== Data shown

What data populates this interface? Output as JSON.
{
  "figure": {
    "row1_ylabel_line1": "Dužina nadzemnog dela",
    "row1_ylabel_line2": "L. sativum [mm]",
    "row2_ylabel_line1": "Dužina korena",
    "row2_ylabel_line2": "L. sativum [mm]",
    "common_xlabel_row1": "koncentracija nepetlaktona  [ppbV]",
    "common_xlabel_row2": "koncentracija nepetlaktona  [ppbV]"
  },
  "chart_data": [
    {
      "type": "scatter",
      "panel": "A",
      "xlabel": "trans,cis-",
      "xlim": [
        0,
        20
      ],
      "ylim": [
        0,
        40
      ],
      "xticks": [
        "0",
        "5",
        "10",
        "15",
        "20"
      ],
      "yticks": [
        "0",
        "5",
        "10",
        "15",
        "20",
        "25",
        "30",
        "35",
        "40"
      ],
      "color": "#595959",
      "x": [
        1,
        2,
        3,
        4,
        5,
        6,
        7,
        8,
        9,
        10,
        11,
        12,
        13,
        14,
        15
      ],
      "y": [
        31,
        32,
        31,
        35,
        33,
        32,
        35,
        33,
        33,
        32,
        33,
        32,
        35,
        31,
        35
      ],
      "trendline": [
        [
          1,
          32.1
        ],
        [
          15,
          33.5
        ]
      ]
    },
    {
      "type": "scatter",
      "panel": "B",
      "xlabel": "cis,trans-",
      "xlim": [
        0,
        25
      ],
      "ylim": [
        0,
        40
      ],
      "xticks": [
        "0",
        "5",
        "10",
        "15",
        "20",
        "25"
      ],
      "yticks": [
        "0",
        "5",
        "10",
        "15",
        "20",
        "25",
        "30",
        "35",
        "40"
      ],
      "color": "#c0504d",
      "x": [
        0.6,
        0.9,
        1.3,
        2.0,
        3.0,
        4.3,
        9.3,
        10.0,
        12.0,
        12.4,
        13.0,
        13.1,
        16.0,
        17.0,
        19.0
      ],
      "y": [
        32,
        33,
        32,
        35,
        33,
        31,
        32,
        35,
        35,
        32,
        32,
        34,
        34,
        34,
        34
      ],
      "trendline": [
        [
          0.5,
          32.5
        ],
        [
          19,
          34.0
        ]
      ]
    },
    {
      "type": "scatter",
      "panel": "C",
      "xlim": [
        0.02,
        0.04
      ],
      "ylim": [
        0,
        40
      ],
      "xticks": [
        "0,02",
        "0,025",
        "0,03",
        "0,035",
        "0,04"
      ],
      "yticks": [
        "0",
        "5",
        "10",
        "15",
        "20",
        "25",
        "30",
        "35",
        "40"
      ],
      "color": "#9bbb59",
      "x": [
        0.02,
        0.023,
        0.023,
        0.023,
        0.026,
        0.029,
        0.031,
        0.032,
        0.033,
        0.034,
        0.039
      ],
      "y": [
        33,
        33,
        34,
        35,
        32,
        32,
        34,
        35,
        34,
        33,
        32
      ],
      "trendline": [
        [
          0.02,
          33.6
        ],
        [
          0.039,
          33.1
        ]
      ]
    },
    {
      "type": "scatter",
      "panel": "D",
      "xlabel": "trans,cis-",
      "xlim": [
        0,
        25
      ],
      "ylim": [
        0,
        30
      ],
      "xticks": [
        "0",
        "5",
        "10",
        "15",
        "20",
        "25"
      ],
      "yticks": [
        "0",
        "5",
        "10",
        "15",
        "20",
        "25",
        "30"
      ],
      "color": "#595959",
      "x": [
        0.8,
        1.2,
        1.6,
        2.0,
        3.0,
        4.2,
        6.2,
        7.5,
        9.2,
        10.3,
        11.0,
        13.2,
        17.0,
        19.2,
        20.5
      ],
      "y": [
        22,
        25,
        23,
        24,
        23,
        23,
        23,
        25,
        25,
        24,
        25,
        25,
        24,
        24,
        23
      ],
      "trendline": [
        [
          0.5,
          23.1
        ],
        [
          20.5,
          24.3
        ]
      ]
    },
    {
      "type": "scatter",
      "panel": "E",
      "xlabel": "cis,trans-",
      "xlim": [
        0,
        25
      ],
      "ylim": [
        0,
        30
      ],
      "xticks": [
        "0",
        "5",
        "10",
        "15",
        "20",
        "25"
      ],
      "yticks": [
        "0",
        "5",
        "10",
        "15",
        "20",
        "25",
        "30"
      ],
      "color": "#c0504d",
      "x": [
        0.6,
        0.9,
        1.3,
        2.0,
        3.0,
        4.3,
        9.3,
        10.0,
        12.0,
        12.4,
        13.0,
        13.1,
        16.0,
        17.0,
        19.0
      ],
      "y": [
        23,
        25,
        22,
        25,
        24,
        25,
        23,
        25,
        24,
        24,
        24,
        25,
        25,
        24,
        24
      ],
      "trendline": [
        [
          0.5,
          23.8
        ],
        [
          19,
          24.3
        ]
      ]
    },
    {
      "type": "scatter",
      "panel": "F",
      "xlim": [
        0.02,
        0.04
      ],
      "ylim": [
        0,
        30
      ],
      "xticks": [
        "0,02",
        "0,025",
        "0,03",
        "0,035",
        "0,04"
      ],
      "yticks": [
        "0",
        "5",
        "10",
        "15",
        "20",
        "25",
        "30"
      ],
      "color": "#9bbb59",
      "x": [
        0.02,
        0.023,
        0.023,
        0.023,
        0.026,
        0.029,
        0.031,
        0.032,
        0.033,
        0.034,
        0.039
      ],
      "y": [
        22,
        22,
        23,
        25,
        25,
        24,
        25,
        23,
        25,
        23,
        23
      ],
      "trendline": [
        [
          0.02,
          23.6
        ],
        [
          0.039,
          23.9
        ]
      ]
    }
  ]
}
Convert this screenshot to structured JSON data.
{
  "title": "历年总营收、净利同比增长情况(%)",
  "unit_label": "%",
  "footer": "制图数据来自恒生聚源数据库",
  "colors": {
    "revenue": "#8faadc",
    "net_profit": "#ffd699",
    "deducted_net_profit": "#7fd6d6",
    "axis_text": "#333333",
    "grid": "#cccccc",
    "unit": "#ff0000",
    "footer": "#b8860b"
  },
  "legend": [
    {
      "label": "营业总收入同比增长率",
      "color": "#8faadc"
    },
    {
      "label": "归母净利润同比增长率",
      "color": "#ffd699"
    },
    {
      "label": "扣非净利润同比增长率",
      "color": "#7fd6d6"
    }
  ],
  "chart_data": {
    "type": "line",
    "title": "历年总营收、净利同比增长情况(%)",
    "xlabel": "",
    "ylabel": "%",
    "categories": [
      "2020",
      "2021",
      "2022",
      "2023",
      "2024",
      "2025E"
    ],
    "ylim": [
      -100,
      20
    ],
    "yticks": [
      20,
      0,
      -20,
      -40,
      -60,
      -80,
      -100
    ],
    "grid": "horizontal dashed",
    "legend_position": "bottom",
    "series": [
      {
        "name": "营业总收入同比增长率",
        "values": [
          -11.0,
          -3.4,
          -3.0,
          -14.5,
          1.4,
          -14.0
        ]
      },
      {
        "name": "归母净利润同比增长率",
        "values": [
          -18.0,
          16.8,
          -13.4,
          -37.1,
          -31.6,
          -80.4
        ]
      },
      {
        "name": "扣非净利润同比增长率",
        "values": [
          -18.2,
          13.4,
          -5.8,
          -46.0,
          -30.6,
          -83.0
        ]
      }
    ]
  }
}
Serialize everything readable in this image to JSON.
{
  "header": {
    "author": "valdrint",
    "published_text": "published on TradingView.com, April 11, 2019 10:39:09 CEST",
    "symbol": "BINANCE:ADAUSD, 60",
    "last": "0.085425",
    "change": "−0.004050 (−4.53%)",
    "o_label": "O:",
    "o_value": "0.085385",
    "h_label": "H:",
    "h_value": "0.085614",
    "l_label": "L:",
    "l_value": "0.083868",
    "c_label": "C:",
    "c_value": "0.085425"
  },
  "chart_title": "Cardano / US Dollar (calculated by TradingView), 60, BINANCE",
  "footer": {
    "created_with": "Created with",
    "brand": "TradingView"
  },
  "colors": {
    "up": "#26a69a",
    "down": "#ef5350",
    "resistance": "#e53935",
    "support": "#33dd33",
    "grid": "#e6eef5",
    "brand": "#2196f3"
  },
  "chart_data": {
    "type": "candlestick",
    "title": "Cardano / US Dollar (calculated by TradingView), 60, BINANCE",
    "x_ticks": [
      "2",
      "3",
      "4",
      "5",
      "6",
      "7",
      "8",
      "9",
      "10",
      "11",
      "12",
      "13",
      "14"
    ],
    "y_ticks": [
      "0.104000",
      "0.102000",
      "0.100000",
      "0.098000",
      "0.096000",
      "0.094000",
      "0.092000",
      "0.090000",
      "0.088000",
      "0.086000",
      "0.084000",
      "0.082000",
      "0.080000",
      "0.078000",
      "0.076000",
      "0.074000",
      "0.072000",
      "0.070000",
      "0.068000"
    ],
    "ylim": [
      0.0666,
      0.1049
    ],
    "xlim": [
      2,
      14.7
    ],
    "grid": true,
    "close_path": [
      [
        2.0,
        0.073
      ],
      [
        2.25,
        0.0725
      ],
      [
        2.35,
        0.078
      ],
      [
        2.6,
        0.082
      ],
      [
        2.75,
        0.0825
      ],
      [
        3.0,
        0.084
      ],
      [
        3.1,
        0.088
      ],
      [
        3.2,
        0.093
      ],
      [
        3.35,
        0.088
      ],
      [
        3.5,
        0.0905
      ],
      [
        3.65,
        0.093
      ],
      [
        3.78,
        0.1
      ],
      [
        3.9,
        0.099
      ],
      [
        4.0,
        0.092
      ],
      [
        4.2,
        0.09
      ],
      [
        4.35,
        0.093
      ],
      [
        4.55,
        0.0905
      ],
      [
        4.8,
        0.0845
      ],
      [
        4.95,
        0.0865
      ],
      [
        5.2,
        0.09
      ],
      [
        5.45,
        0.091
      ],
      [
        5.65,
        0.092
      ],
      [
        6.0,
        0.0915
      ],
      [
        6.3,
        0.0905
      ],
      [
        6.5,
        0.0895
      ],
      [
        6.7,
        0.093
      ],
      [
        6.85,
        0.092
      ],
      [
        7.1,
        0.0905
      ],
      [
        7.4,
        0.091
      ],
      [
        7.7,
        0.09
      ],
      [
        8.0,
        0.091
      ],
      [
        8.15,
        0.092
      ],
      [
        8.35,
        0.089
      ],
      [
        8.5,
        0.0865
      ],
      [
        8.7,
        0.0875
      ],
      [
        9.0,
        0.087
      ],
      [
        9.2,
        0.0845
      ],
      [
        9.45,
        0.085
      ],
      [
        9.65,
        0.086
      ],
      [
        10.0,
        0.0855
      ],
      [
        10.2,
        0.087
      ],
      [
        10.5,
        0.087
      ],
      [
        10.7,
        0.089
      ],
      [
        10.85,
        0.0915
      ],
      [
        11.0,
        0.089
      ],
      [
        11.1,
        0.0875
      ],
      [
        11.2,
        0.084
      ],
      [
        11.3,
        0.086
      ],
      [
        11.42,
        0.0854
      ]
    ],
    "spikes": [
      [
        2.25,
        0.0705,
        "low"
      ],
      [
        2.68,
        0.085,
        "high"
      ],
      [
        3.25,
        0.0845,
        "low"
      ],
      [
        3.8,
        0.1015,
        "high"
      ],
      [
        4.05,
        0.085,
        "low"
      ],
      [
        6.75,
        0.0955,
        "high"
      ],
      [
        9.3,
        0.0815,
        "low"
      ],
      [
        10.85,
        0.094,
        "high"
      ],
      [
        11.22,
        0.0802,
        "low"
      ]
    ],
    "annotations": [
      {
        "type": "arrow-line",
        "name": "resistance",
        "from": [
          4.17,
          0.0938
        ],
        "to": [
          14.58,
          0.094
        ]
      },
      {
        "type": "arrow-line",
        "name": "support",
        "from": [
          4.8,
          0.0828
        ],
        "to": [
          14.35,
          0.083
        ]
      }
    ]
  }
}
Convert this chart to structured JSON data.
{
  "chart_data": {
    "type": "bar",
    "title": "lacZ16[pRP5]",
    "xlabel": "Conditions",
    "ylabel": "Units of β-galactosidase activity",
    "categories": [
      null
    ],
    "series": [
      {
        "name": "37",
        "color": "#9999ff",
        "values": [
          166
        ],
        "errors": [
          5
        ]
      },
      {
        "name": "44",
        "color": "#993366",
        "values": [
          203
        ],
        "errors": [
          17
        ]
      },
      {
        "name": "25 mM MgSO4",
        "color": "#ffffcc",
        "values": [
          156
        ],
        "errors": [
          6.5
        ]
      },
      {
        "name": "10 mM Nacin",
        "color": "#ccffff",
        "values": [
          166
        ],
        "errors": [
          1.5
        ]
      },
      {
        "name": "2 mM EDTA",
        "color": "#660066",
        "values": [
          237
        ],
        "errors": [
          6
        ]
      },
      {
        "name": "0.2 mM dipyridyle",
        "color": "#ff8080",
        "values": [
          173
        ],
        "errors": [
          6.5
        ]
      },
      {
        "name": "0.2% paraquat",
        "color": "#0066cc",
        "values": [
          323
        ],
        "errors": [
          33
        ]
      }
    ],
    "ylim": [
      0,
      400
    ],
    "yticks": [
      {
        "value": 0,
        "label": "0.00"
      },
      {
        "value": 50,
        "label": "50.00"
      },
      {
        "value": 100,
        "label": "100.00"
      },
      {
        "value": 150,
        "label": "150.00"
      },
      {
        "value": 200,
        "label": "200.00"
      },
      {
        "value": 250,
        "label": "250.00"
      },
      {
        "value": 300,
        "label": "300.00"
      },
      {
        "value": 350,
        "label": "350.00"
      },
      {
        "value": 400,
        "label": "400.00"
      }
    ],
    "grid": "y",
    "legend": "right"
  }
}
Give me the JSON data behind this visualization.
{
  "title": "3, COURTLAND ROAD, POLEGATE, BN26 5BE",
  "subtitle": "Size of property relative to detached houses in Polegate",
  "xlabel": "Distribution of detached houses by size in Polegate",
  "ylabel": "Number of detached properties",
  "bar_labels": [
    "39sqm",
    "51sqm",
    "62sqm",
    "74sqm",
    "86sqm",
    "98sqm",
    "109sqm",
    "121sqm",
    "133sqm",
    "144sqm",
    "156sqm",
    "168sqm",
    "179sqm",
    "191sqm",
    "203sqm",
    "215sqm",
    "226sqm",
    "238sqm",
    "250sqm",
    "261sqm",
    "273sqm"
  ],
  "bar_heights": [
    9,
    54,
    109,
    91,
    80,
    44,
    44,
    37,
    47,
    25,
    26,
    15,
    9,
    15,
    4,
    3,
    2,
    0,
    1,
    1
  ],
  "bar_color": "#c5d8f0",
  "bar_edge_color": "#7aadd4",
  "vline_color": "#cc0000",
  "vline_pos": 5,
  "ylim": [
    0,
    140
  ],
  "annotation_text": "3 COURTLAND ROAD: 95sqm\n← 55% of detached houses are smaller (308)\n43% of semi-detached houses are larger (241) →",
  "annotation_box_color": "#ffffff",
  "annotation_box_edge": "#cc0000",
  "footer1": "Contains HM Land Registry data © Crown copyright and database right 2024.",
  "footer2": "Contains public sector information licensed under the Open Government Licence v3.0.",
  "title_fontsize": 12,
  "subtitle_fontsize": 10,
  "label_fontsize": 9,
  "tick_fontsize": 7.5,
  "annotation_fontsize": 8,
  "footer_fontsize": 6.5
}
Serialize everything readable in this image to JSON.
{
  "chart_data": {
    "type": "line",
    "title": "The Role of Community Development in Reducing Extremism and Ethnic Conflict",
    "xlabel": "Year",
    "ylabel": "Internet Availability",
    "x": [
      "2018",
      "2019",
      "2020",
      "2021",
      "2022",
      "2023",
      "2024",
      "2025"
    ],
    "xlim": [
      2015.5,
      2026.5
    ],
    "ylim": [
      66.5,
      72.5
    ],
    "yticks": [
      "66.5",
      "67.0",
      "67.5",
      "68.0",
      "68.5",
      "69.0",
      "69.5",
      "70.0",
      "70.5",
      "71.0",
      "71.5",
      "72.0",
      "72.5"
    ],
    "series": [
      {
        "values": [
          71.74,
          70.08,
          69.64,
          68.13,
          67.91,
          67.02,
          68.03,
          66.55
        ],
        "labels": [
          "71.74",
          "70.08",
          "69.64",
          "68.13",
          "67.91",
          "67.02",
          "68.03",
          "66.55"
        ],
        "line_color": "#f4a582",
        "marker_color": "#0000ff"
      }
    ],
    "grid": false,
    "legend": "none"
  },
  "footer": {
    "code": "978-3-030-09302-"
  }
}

====

The problem —
Gather, from the listing above, every line carrying the word "JSON".

Exercise solution —
What data populates this interface? Output as JSON.
Convert this screenshot to structured JSON data.
Serialize everything readable in this image to JSON.
Convert this chart to structured JSON data.
Give me the JSON data behind this visualization.
Serialize everything readable in this image to JSON.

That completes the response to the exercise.